§ PROBLEM STATEMENT
Collect all lines below with the string "this".

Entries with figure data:
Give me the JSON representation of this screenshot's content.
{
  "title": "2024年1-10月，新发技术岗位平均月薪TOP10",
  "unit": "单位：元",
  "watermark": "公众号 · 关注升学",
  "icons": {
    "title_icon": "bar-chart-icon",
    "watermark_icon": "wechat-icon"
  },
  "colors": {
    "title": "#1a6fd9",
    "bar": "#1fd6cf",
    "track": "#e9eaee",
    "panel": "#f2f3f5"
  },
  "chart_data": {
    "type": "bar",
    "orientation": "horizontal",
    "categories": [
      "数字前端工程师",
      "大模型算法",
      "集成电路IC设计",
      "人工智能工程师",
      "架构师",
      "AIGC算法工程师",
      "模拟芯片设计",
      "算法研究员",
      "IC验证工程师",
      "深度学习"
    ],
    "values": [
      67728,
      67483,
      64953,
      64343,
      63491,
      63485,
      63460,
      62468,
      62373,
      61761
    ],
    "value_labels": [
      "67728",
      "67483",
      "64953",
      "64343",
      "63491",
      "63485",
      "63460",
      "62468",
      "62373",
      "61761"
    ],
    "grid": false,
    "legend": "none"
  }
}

---

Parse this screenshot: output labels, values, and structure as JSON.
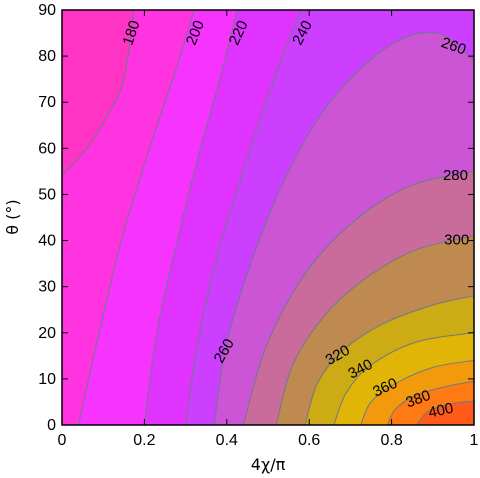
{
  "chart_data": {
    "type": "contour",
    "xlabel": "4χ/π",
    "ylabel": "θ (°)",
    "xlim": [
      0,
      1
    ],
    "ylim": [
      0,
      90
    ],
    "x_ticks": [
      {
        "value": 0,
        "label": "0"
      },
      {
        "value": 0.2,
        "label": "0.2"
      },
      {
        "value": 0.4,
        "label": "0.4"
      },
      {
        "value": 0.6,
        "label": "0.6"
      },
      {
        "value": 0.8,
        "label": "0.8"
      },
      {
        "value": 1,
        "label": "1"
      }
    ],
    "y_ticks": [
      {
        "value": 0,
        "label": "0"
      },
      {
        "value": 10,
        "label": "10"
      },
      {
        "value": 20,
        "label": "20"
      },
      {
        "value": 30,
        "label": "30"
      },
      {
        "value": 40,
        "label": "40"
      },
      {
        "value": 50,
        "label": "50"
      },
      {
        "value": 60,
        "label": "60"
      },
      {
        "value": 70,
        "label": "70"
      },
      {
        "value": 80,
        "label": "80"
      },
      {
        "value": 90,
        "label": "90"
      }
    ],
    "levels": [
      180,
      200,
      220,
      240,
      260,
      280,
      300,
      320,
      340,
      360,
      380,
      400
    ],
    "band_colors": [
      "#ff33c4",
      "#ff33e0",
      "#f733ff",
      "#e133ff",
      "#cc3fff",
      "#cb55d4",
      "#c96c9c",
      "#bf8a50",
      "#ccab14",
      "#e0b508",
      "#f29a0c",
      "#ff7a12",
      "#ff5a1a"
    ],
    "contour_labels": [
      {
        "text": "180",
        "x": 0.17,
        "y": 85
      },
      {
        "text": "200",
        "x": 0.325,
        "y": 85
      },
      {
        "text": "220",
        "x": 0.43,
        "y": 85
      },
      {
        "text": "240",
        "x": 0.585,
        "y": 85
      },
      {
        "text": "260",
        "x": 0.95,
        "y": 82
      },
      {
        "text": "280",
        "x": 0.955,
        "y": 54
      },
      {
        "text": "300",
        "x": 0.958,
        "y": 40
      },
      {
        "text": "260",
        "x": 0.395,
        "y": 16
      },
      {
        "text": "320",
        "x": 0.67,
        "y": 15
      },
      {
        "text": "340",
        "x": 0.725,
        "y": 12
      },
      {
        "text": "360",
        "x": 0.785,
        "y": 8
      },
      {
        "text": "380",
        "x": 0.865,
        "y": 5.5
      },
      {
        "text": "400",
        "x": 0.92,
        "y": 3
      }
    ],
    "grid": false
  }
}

§ COMPLETED EXERCISE
Give me the JSON representation of this screenshot's content.
Parse this screenshot: output labels, values, and structure as JSON.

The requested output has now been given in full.